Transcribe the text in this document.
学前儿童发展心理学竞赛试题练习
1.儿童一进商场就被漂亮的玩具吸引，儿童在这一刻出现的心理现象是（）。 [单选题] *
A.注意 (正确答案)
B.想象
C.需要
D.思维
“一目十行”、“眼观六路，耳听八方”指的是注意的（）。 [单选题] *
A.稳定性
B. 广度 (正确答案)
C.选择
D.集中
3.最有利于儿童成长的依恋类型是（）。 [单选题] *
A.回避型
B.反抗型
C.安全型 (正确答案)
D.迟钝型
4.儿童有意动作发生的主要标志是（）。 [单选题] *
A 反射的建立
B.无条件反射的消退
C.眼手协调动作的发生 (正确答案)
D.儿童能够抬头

○ ○ ○

Check each line of the records above for "正确答案", and copy those that have it.

A.注意 (正确答案)
B. 广度 (正确答案)
C.安全型 (正确答案)
C.眼手协调动作的发生 (正确答案)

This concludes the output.